▶ _Records contained in a dataset_:
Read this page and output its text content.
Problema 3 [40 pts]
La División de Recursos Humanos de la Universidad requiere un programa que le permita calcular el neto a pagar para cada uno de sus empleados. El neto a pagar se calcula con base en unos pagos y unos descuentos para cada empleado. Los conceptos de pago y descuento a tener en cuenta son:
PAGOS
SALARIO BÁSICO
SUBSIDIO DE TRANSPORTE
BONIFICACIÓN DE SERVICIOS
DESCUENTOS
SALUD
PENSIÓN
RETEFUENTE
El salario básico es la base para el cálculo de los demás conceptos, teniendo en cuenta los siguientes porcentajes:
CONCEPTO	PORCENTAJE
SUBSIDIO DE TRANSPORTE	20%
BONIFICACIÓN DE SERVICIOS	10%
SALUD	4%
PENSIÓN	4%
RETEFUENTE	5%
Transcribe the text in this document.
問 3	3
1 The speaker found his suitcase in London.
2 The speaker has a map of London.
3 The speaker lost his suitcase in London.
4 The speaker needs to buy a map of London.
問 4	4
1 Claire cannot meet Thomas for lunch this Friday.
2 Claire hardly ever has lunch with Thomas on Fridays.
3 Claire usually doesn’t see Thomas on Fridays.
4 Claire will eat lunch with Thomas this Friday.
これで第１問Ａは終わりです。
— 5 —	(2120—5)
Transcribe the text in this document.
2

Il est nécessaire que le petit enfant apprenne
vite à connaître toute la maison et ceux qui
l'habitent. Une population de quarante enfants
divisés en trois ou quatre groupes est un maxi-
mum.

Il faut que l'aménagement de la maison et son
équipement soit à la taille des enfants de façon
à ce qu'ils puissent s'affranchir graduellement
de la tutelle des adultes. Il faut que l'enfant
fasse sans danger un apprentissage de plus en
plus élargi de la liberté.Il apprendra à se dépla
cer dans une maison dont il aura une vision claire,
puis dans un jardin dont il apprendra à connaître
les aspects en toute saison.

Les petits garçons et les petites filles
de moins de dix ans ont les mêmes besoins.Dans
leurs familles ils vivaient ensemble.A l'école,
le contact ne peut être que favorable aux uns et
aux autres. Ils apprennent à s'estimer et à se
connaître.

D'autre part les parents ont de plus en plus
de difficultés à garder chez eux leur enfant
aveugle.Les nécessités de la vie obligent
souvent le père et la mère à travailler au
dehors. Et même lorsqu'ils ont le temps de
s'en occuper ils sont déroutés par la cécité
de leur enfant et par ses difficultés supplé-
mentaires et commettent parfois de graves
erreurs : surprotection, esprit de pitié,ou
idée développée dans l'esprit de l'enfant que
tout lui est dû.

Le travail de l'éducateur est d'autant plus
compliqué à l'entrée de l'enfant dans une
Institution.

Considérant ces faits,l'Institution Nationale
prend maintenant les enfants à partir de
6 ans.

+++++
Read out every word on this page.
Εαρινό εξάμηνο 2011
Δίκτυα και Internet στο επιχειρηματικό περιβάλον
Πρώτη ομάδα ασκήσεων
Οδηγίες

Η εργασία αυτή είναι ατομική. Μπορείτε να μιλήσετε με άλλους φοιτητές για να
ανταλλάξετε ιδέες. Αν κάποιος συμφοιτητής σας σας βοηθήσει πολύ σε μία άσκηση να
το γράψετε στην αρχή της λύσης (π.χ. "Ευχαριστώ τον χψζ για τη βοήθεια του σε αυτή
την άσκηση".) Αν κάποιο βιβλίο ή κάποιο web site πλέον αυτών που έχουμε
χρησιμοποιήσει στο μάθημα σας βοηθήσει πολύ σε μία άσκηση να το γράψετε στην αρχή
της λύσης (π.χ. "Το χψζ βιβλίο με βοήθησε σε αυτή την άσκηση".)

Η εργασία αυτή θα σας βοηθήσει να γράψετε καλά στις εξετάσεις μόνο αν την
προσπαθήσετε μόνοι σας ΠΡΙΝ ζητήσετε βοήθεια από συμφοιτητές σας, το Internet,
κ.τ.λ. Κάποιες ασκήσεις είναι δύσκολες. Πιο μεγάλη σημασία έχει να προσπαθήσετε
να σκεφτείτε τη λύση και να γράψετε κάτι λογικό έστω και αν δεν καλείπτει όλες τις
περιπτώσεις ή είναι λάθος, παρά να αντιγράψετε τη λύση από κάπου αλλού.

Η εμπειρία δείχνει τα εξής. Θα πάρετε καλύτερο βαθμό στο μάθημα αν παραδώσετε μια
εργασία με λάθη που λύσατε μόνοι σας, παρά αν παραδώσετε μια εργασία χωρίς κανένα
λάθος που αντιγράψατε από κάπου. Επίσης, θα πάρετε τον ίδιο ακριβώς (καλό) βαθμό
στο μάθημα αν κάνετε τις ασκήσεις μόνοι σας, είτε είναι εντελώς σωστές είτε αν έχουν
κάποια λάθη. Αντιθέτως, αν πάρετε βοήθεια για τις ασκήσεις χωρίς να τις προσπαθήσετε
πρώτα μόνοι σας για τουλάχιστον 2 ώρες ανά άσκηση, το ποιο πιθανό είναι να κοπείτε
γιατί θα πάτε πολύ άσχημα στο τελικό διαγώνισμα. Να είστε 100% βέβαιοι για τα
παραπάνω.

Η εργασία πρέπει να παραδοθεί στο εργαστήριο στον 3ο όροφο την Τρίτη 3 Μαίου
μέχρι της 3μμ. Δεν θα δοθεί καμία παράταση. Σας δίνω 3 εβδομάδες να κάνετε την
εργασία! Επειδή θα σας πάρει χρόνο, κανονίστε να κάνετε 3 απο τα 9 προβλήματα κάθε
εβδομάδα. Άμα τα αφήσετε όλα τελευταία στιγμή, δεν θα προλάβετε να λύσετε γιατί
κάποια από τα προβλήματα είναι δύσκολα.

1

▶ _DIRECTIVE_:
Type out the whole listing above again, exactly as it stands.

▶ _RESPONSE FOR THIS EXERCISE_:
Read this page and output its text content.
Problema 3 [40 pts]
La División de Recursos Humanos de la Universidad requiere un programa que le permita calcular el neto a pagar para cada uno de sus empleados. El neto a pagar se calcula con base en unos pagos y unos descuentos para cada empleado. Los conceptos de pago y descuento a tener en cuenta son:
PAGOS
SALARIO BÁSICO
SUBSIDIO DE TRANSPORTE
BONIFICACIÓN DE SERVICIOS
DESCUENTOS
SALUD
PENSIÓN
RETEFUENTE
El salario básico es la base para el cálculo de los demás conceptos, teniendo en cuenta los siguientes porcentajes:
CONCEPTO	PORCENTAJE
SUBSIDIO DE TRANSPORTE	20%
BONIFICACIÓN DE SERVICIOS	10%
SALUD	4%
PENSIÓN	4%
RETEFUENTE	5%
Transcribe the text in this document.
問 3	3
1 The speaker found his suitcase in London.
2 The speaker has a map of London.
3 The speaker lost his suitcase in London.
4 The speaker needs to buy a map of London.
問 4	4
1 Claire cannot meet Thomas for lunch this Friday.
2 Claire hardly ever has lunch with Thomas on Fridays.
3 Claire usually doesn’t see Thomas on Fridays.
4 Claire will eat lunch with Thomas this Friday.
これで第１問Ａは終わりです。
— 5 —	(2120—5)
Transcribe the text in this document.
2

Il est nécessaire que le petit enfant apprenne
vite à connaître toute la maison et ceux qui
l'habitent. Une population de quarante enfants
divisés en trois ou quatre groupes est un maxi-
mum.

Il faut que l'aménagement de la maison et son
équipement soit à la taille des enfants de façon
à ce qu'ils puissent s'affranchir graduellement
de la tutelle des adultes. Il faut que l'enfant
fasse sans danger un apprentissage de plus en
plus élargi de la liberté.Il apprendra à se dépla
cer dans une maison dont il aura une vision claire,
puis dans un jardin dont il apprendra à connaître
les aspects en toute saison.

Les petits garçons et les petites filles
de moins de dix ans ont les mêmes besoins.Dans
leurs familles ils vivaient ensemble.A l'école,
le contact ne peut être que favorable aux uns et
aux autres. Ils apprennent à s'estimer et à se
connaître.

D'autre part les parents ont de plus en plus
de difficultés à garder chez eux leur enfant
aveugle.Les nécessités de la vie obligent
souvent le père et la mère à travailler au
dehors. Et même lorsqu'ils ont le temps de
s'en occuper ils sont déroutés par la cécité
de leur enfant et par ses difficultés supplé-
mentaires et commettent parfois de graves
erreurs : surprotection, esprit de pitié,ou
idée développée dans l'esprit de l'enfant que
tout lui est dû.

Le travail de l'éducateur est d'autant plus
compliqué à l'entrée de l'enfant dans une
Institution.

Considérant ces faits,l'Institution Nationale
prend maintenant les enfants à partir de
6 ans.

+++++
Read out every word on this page.
Εαρινό εξάμηνο 2011
Δίκτυα και Internet στο επιχειρηματικό περιβάλον
Πρώτη ομάδα ασκήσεων
Οδηγίες

Η εργασία αυτή είναι ατομική. Μπορείτε να μιλήσετε με άλλους φοιτητές για να
ανταλλάξετε ιδέες. Αν κάποιος συμφοιτητής σας σας βοηθήσει πολύ σε μία άσκηση να
το γράψετε στην αρχή της λύσης (π.χ. "Ευχαριστώ τον χψζ για τη βοήθεια του σε αυτή
την άσκηση".) Αν κάποιο βιβλίο ή κάποιο web site πλέον αυτών που έχουμε
χρησιμοποιήσει στο μάθημα σας βοηθήσει πολύ σε μία άσκηση να το γράψετε στην αρχή
της λύσης (π.χ. "Το χψζ βιβλίο με βοήθησε σε αυτή την άσκηση".)

Η εργασία αυτή θα σας βοηθήσει να γράψετε καλά στις εξετάσεις μόνο αν την
προσπαθήσετε μόνοι σας ΠΡΙΝ ζητήσετε βοήθεια από συμφοιτητές σας, το Internet,
κ.τ.λ. Κάποιες ασκήσεις είναι δύσκολες. Πιο μεγάλη σημασία έχει να προσπαθήσετε
να σκεφτείτε τη λύση και να γράψετε κάτι λογικό έστω και αν δεν καλείπτει όλες τις
περιπτώσεις ή είναι λάθος, παρά να αντιγράψετε τη λύση από κάπου αλλού.

Η εμπειρία δείχνει τα εξής. Θα πάρετε καλύτερο βαθμό στο μάθημα αν παραδώσετε μια
εργασία με λάθη που λύσατε μόνοι σας, παρά αν παραδώσετε μια εργασία χωρίς κανένα
λάθος που αντιγράψατε από κάπου. Επίσης, θα πάρετε τον ίδιο ακριβώς (καλό) βαθμό
στο μάθημα αν κάνετε τις ασκήσεις μόνοι σας, είτε είναι εντελώς σωστές είτε αν έχουν
κάποια λάθη. Αντιθέτως, αν πάρετε βοήθεια για τις ασκήσεις χωρίς να τις προσπαθήσετε
πρώτα μόνοι σας για τουλάχιστον 2 ώρες ανά άσκηση, το ποιο πιθανό είναι να κοπείτε
γιατί θα πάτε πολύ άσχημα στο τελικό διαγώνισμα. Να είστε 100% βέβαιοι για τα
παραπάνω.

Η εργασία πρέπει να παραδοθεί στο εργαστήριο στον 3ο όροφο την Τρίτη 3 Μαίου
μέχρι της 3μμ. Δεν θα δοθεί καμία παράταση. Σας δίνω 3 εβδομάδες να κάνετε την
εργασία! Επειδή θα σας πάρει χρόνο, κανονίστε να κάνετε 3 απο τα 9 προβλήματα κάθε
εβδομάδα. Άμα τα αφήσετε όλα τελευταία στιγμή, δεν θα προλάβετε να λύσετε γιατί
κάποια από τα προβλήματα είναι δύσκολα.

1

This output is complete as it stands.